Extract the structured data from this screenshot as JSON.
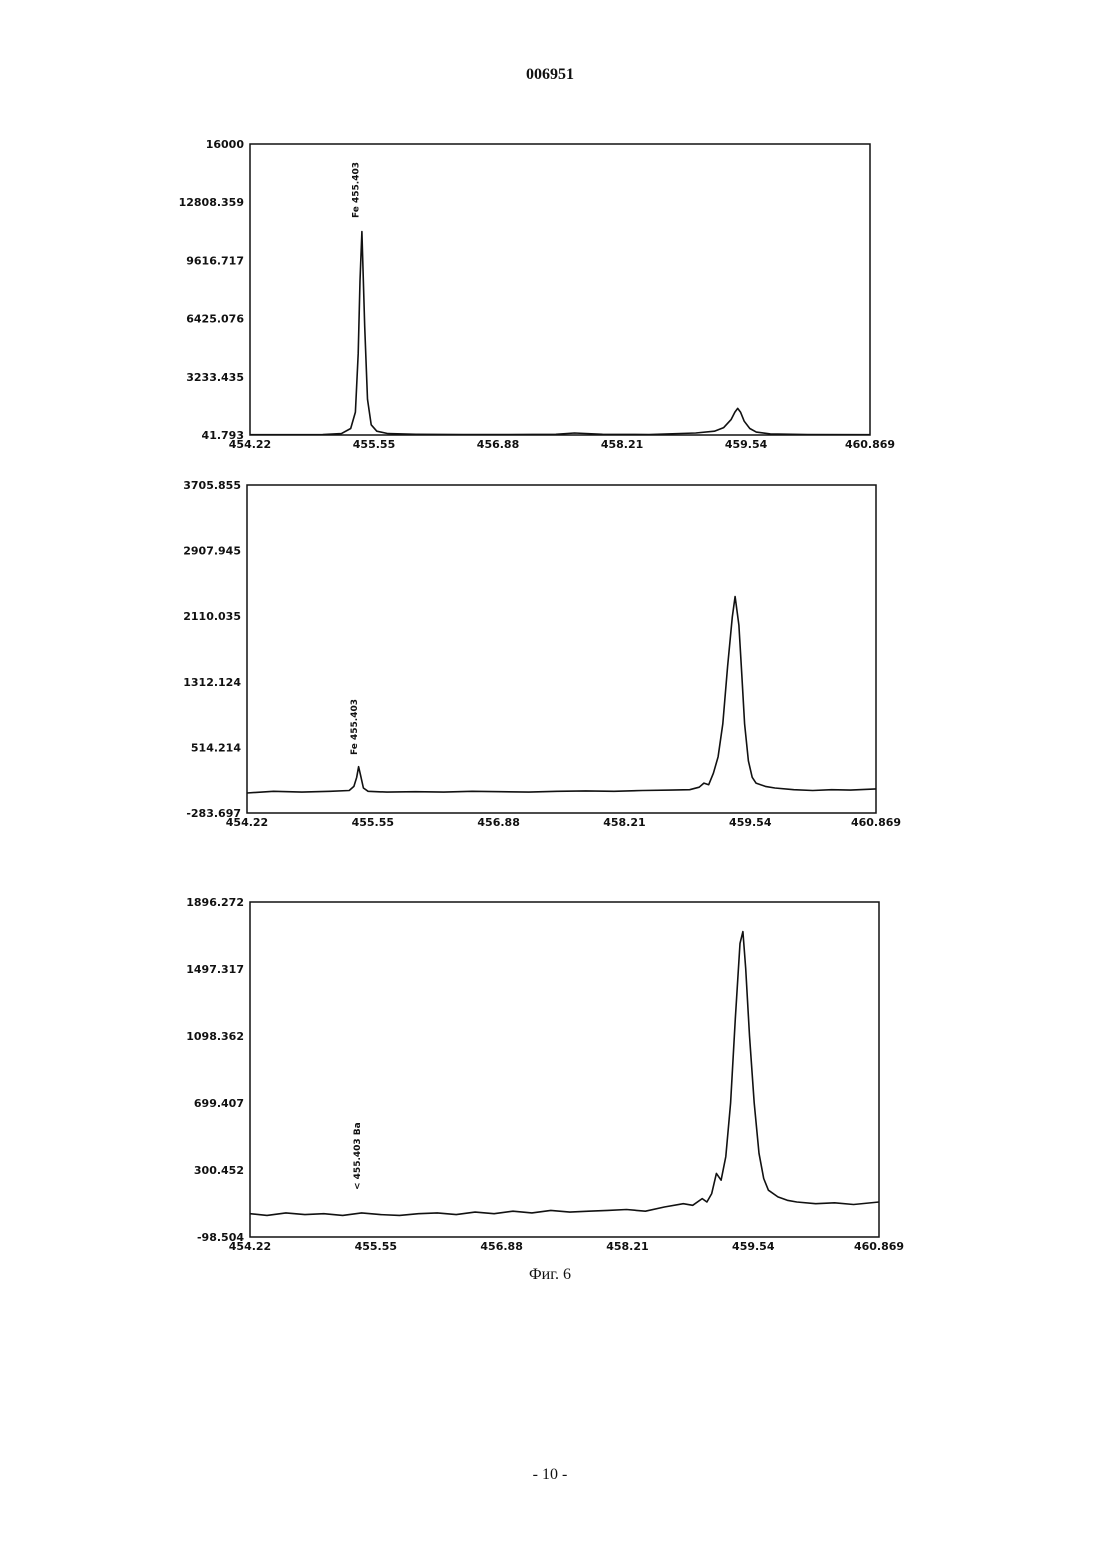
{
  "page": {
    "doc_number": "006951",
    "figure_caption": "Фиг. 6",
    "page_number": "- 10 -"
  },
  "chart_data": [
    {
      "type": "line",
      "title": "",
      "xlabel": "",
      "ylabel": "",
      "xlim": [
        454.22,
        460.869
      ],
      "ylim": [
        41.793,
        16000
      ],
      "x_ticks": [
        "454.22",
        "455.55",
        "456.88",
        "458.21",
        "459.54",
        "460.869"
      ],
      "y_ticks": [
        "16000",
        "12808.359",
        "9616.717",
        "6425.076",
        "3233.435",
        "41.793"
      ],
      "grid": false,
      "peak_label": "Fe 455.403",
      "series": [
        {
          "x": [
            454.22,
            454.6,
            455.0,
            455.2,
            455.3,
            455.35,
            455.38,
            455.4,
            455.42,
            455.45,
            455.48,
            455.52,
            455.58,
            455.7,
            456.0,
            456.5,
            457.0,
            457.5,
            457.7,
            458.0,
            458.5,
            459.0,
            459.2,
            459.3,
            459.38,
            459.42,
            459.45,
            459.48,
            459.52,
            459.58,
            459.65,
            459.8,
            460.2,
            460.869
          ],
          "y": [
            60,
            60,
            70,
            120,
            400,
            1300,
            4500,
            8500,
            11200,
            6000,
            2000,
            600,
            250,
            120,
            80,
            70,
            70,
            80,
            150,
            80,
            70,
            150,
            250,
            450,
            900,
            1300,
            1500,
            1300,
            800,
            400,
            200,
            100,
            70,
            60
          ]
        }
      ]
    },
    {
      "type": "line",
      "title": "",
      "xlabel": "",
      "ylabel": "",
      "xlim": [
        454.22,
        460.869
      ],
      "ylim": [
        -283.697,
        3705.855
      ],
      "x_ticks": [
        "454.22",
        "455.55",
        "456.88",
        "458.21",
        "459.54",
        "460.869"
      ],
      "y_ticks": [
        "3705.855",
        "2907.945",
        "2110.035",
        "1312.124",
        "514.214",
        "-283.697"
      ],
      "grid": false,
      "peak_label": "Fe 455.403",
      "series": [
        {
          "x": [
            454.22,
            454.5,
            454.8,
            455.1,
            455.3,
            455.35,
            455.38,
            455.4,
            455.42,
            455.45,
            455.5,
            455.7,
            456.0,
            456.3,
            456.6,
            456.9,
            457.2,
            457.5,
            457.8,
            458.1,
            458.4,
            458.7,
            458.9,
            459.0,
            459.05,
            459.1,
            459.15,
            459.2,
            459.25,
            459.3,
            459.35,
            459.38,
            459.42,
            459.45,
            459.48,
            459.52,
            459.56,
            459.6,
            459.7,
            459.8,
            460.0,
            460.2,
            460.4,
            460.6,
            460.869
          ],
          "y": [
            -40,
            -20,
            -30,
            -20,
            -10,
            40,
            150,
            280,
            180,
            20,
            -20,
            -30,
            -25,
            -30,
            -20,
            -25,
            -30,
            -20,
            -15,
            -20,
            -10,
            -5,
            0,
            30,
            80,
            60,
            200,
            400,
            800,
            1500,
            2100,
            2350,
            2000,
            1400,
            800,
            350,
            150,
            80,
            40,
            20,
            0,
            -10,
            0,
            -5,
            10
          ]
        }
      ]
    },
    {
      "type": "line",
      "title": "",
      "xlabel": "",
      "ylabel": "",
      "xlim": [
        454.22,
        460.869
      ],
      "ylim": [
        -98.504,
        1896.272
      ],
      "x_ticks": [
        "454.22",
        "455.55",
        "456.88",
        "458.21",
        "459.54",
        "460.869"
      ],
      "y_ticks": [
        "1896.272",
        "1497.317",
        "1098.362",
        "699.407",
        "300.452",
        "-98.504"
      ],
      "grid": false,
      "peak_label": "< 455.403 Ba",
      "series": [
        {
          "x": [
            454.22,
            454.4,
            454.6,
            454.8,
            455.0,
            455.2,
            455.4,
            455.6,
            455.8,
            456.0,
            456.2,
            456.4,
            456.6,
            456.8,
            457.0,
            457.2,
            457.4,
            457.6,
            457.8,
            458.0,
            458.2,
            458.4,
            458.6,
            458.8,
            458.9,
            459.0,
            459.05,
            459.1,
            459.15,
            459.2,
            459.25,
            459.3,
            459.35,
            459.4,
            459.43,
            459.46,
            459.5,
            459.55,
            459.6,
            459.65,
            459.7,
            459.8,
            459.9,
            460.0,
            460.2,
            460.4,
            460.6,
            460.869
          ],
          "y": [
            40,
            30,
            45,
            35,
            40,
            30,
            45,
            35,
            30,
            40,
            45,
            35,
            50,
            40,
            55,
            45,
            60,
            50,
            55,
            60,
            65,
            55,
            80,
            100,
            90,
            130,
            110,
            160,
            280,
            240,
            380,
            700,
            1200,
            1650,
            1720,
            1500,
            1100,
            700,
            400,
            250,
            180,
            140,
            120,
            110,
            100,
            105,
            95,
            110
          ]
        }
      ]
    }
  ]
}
══════
REQUIRED WORK | Copy out each line exactly, without the pictures.

ANSWER TO THE TASK |
Extract the structured data from this screenshot as JSON.
{
  "page": {
    "doc_number": "006951",
    "figure_caption": "Фиг. 6",
    "page_number": "- 10 -"
  },
  "chart_data": [
    {
      "type": "line",
      "title": "",
      "xlabel": "",
      "ylabel": "",
      "xlim": [
        454.22,
        460.869
      ],
      "ylim": [
        41.793,
        16000
      ],
      "x_ticks": [
        "454.22",
        "455.55",
        "456.88",
        "458.21",
        "459.54",
        "460.869"
      ],
      "y_ticks": [
        "16000",
        "12808.359",
        "9616.717",
        "6425.076",
        "3233.435",
        "41.793"
      ],
      "grid": false,
      "peak_label": "Fe 455.403",
      "series": [
        {
          "x": [
            454.22,
            454.6,
            455.0,
            455.2,
            455.3,
            455.35,
            455.38,
            455.4,
            455.42,
            455.45,
            455.48,
            455.52,
            455.58,
            455.7,
            456.0,
            456.5,
            457.0,
            457.5,
            457.7,
            458.0,
            458.5,
            459.0,
            459.2,
            459.3,
            459.38,
            459.42,
            459.45,
            459.48,
            459.52,
            459.58,
            459.65,
            459.8,
            460.2,
            460.869
          ],
          "y": [
            60,
            60,
            70,
            120,
            400,
            1300,
            4500,
            8500,
            11200,
            6000,
            2000,
            600,
            250,
            120,
            80,
            70,
            70,
            80,
            150,
            80,
            70,
            150,
            250,
            450,
            900,
            1300,
            1500,
            1300,
            800,
            400,
            200,
            100,
            70,
            60
          ]
        }
      ]
    },
    {
      "type": "line",
      "title": "",
      "xlabel": "",
      "ylabel": "",
      "xlim": [
        454.22,
        460.869
      ],
      "ylim": [
        -283.697,
        3705.855
      ],
      "x_ticks": [
        "454.22",
        "455.55",
        "456.88",
        "458.21",
        "459.54",
        "460.869"
      ],
      "y_ticks": [
        "3705.855",
        "2907.945",
        "2110.035",
        "1312.124",
        "514.214",
        "-283.697"
      ],
      "grid": false,
      "peak_label": "Fe 455.403",
      "series": [
        {
          "x": [
            454.22,
            454.5,
            454.8,
            455.1,
            455.3,
            455.35,
            455.38,
            455.4,
            455.42,
            455.45,
            455.5,
            455.7,
            456.0,
            456.3,
            456.6,
            456.9,
            457.2,
            457.5,
            457.8,
            458.1,
            458.4,
            458.7,
            458.9,
            459.0,
            459.05,
            459.1,
            459.15,
            459.2,
            459.25,
            459.3,
            459.35,
            459.38,
            459.42,
            459.45,
            459.48,
            459.52,
            459.56,
            459.6,
            459.7,
            459.8,
            460.0,
            460.2,
            460.4,
            460.6,
            460.869
          ],
          "y": [
            -40,
            -20,
            -30,
            -20,
            -10,
            40,
            150,
            280,
            180,
            20,
            -20,
            -30,
            -25,
            -30,
            -20,
            -25,
            -30,
            -20,
            -15,
            -20,
            -10,
            -5,
            0,
            30,
            80,
            60,
            200,
            400,
            800,
            1500,
            2100,
            2350,
            2000,
            1400,
            800,
            350,
            150,
            80,
            40,
            20,
            0,
            -10,
            0,
            -5,
            10
          ]
        }
      ]
    },
    {
      "type": "line",
      "title": "",
      "xlabel": "",
      "ylabel": "",
      "xlim": [
        454.22,
        460.869
      ],
      "ylim": [
        -98.504,
        1896.272
      ],
      "x_ticks": [
        "454.22",
        "455.55",
        "456.88",
        "458.21",
        "459.54",
        "460.869"
      ],
      "y_ticks": [
        "1896.272",
        "1497.317",
        "1098.362",
        "699.407",
        "300.452",
        "-98.504"
      ],
      "grid": false,
      "peak_label": "< 455.403 Ba",
      "series": [
        {
          "x": [
            454.22,
            454.4,
            454.6,
            454.8,
            455.0,
            455.2,
            455.4,
            455.6,
            455.8,
            456.0,
            456.2,
            456.4,
            456.6,
            456.8,
            457.0,
            457.2,
            457.4,
            457.6,
            457.8,
            458.0,
            458.2,
            458.4,
            458.6,
            458.8,
            458.9,
            459.0,
            459.05,
            459.1,
            459.15,
            459.2,
            459.25,
            459.3,
            459.35,
            459.4,
            459.43,
            459.46,
            459.5,
            459.55,
            459.6,
            459.65,
            459.7,
            459.8,
            459.9,
            460.0,
            460.2,
            460.4,
            460.6,
            460.869
          ],
          "y": [
            40,
            30,
            45,
            35,
            40,
            30,
            45,
            35,
            30,
            40,
            45,
            35,
            50,
            40,
            55,
            45,
            60,
            50,
            55,
            60,
            65,
            55,
            80,
            100,
            90,
            130,
            110,
            160,
            280,
            240,
            380,
            700,
            1200,
            1650,
            1720,
            1500,
            1100,
            700,
            400,
            250,
            180,
            140,
            120,
            110,
            100,
            105,
            95,
            110
          ]
        }
      ]
    }
  ]
}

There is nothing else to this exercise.